» TASK BRIEF: Scan the data for "Postal" and copy the lines it appears in.

[start]

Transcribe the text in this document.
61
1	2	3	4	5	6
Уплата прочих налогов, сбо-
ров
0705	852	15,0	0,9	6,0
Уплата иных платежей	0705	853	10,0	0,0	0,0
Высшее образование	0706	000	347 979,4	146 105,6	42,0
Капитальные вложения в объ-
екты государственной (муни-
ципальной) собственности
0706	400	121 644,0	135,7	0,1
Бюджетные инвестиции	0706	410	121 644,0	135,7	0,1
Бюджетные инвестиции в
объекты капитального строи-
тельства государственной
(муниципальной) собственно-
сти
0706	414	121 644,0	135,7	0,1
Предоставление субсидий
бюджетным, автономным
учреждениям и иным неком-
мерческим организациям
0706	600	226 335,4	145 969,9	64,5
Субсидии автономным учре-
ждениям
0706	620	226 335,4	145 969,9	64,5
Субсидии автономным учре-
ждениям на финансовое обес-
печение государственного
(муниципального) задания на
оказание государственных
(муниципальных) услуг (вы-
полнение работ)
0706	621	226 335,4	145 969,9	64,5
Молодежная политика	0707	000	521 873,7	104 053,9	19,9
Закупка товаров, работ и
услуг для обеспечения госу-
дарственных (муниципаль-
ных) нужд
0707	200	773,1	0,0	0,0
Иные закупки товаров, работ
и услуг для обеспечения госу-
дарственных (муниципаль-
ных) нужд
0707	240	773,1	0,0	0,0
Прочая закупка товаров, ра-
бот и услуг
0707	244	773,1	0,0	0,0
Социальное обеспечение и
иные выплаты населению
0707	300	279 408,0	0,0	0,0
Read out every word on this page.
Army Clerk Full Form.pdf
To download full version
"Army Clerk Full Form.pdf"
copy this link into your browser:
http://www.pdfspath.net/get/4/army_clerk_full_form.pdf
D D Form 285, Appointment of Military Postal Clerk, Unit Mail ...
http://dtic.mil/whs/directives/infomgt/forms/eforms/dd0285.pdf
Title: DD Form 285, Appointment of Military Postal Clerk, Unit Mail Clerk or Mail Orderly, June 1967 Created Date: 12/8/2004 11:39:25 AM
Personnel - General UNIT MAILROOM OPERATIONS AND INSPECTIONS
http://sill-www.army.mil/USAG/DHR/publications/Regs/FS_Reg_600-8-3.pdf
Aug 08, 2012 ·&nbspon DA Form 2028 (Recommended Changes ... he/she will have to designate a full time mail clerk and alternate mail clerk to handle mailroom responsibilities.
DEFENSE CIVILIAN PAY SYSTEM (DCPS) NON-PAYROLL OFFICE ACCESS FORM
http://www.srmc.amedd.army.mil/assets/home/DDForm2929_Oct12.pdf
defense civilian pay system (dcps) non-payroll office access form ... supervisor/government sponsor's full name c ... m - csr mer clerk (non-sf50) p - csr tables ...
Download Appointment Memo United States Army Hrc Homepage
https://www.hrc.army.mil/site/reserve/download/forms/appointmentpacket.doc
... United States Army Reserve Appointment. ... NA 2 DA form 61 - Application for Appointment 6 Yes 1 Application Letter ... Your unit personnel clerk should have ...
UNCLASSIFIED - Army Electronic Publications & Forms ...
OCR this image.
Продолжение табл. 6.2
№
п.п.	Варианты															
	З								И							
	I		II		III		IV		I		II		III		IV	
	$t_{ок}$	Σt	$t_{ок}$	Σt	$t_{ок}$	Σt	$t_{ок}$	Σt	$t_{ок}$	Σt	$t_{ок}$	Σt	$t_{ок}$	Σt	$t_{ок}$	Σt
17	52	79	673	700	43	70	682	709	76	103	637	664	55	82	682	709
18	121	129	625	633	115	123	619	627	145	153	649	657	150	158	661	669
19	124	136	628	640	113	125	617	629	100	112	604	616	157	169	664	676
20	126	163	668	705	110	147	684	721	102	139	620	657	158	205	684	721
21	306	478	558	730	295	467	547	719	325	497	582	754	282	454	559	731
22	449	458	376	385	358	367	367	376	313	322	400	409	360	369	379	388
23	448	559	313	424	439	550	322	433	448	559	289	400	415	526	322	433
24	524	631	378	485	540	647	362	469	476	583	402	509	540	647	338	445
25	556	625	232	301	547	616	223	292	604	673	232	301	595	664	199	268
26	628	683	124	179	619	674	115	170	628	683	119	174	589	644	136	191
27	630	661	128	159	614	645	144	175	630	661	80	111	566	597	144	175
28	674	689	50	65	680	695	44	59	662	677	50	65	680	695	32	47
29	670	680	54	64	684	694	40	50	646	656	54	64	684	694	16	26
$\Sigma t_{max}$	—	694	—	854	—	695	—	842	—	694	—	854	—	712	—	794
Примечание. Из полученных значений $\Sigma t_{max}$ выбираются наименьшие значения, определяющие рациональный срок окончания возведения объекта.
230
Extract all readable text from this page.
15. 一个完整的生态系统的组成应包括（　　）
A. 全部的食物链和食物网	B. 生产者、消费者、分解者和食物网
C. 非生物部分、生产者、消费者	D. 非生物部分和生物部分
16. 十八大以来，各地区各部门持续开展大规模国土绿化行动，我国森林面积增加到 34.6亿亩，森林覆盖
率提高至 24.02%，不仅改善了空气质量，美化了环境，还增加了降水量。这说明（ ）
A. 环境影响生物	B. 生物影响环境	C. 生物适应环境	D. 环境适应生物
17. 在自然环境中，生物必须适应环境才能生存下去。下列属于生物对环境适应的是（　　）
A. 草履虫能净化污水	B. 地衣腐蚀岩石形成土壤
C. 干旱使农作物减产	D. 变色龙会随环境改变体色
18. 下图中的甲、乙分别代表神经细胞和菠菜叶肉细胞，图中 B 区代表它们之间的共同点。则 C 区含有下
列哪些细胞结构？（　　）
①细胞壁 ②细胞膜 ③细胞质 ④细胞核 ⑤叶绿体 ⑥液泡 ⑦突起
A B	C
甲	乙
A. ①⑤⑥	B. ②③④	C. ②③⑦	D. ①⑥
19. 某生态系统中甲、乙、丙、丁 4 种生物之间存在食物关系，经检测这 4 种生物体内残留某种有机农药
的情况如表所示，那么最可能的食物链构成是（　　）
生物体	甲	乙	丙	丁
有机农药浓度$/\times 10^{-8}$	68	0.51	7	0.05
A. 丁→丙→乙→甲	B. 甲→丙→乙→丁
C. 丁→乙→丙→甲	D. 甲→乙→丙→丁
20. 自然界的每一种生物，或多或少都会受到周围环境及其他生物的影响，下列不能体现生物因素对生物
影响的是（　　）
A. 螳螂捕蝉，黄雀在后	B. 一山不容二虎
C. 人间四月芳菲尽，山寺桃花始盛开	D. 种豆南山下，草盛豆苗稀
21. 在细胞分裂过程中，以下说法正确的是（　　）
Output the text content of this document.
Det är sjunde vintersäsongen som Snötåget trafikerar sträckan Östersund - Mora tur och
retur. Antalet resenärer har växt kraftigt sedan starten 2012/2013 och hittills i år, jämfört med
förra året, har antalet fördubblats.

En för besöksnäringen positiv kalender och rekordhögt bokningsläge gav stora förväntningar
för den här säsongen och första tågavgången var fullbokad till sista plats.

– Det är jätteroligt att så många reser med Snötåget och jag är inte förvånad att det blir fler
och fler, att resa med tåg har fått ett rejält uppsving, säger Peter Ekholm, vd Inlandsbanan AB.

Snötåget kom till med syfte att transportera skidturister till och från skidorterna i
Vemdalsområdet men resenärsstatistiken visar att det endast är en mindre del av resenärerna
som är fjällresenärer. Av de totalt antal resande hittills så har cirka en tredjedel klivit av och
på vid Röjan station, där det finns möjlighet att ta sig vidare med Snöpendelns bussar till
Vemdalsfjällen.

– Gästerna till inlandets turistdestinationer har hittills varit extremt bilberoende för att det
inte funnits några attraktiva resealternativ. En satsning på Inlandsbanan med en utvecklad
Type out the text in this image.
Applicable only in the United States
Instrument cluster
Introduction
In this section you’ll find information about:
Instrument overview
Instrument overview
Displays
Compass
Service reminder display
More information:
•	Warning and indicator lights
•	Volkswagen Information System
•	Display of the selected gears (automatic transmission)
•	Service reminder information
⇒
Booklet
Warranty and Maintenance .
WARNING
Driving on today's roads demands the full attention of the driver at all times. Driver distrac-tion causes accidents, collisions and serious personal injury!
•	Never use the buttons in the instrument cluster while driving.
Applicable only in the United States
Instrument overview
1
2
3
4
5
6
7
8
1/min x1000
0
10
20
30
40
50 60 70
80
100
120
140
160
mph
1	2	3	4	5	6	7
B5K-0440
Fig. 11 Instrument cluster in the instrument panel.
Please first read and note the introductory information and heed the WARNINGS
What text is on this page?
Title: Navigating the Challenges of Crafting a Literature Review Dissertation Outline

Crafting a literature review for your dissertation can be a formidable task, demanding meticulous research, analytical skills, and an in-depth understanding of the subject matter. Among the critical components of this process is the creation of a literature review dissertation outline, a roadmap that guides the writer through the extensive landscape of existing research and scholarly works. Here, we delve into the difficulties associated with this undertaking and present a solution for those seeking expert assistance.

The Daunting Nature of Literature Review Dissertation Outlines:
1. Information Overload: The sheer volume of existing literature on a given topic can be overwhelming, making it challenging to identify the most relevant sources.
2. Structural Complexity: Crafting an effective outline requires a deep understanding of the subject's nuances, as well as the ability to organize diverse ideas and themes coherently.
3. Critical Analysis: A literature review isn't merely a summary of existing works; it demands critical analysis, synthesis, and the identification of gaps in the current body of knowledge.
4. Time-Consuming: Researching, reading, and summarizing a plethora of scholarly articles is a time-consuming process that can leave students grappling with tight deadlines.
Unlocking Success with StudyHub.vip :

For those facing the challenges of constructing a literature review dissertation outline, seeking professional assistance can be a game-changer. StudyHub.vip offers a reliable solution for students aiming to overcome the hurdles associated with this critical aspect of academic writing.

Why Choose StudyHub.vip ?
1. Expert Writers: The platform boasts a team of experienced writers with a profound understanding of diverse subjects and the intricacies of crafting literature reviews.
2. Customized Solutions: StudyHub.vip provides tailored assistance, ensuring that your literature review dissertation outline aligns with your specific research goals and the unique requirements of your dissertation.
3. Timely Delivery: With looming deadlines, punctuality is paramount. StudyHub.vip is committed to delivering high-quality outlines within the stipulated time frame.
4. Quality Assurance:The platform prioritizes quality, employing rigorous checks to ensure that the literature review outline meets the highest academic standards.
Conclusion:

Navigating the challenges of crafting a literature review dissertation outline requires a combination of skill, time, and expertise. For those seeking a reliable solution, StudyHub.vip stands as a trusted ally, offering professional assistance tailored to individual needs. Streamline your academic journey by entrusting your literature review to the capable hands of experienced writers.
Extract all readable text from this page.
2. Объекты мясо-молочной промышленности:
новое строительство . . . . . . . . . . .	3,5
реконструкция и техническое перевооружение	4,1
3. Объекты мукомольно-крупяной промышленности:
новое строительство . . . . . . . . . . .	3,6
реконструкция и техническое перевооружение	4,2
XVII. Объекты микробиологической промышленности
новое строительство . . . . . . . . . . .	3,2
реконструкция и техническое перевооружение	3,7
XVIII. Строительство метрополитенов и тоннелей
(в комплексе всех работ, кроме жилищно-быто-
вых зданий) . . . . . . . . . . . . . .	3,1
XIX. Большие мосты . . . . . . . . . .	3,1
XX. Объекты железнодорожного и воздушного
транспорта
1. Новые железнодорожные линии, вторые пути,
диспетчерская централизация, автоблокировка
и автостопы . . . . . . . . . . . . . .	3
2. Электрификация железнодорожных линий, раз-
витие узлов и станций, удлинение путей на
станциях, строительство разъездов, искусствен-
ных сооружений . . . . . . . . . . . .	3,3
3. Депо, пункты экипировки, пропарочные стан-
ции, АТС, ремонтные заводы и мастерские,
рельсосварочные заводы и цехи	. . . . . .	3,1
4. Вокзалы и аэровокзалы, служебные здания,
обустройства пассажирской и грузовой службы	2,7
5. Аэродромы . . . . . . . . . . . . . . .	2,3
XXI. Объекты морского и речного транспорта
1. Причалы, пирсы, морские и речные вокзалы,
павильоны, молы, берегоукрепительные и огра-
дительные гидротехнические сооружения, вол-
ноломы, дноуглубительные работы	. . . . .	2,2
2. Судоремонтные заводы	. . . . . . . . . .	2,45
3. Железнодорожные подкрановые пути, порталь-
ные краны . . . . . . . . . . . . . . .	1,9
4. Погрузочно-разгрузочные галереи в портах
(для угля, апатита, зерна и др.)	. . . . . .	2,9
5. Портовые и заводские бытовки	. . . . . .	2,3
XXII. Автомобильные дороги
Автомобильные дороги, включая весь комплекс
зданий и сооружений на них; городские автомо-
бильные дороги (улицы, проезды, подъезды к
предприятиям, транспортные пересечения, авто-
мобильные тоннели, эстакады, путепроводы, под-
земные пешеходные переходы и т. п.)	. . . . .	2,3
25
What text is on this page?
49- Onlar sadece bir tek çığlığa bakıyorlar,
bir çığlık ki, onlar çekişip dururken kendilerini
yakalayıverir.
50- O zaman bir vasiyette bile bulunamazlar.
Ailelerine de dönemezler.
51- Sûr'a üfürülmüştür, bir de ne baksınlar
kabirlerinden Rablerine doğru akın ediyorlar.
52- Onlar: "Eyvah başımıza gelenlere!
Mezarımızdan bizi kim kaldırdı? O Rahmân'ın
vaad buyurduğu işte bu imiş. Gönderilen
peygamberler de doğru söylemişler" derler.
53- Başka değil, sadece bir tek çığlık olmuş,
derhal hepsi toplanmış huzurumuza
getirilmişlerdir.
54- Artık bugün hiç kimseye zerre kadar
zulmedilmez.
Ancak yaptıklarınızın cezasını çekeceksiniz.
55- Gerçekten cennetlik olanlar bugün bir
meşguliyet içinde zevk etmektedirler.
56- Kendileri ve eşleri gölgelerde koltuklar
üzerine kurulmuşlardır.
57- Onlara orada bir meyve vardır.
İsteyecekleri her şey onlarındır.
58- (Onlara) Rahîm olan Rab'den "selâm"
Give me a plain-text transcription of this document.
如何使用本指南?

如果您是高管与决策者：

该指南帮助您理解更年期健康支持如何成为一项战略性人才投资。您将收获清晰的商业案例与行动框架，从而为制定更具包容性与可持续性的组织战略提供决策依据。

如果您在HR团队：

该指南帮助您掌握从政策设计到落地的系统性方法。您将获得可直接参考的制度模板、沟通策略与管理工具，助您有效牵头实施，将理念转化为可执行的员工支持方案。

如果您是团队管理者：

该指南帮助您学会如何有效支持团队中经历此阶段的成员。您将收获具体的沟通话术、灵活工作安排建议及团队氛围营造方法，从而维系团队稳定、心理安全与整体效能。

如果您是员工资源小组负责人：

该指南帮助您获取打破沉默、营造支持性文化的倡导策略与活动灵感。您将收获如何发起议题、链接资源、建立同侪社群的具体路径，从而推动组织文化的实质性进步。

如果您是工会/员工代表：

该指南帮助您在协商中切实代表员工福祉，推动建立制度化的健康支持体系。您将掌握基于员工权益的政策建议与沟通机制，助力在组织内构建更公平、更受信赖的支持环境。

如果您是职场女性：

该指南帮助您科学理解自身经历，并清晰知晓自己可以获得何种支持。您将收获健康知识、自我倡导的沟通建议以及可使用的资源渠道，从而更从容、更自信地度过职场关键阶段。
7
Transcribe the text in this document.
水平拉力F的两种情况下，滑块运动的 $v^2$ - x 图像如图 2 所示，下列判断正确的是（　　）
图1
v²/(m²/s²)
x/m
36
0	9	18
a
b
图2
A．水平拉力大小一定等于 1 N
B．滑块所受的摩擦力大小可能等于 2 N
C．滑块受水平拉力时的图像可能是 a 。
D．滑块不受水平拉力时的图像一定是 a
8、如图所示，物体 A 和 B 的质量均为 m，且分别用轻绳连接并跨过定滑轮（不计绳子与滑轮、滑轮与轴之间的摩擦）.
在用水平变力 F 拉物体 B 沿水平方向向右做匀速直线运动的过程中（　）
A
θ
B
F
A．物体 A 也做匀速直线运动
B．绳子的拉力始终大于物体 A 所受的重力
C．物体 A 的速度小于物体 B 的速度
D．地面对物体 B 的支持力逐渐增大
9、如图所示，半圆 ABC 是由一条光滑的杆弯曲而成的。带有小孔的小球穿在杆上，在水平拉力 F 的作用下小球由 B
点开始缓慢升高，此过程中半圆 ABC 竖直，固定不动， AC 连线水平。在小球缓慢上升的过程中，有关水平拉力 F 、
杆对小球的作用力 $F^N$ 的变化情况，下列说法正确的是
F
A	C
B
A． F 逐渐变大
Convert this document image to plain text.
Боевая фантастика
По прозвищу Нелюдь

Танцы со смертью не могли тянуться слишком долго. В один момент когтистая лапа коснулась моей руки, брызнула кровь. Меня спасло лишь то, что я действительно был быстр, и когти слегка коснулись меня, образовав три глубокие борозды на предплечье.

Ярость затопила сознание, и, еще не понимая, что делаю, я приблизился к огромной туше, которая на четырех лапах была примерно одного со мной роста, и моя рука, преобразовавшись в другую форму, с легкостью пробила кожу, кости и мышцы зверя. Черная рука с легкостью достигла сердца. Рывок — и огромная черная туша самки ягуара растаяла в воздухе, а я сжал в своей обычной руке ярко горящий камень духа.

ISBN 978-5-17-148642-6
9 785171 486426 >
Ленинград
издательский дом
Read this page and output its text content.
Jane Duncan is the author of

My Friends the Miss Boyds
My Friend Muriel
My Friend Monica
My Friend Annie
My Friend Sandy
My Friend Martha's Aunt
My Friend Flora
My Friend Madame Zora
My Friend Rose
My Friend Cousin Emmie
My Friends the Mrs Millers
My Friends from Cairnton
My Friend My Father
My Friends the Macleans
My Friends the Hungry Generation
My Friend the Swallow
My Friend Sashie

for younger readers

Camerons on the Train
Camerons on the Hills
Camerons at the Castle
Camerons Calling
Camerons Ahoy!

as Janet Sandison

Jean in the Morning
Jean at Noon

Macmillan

[end]

» TASK OUTPUT:
D D Form 285, Appointment of Military Postal Clerk, Unit Mail ...
Title: DD Form 285, Appointment of Military Postal Clerk, Unit Mail Clerk or Mail Orderly, June 1967 Created Date: 12/8/2004 11:39:25 AM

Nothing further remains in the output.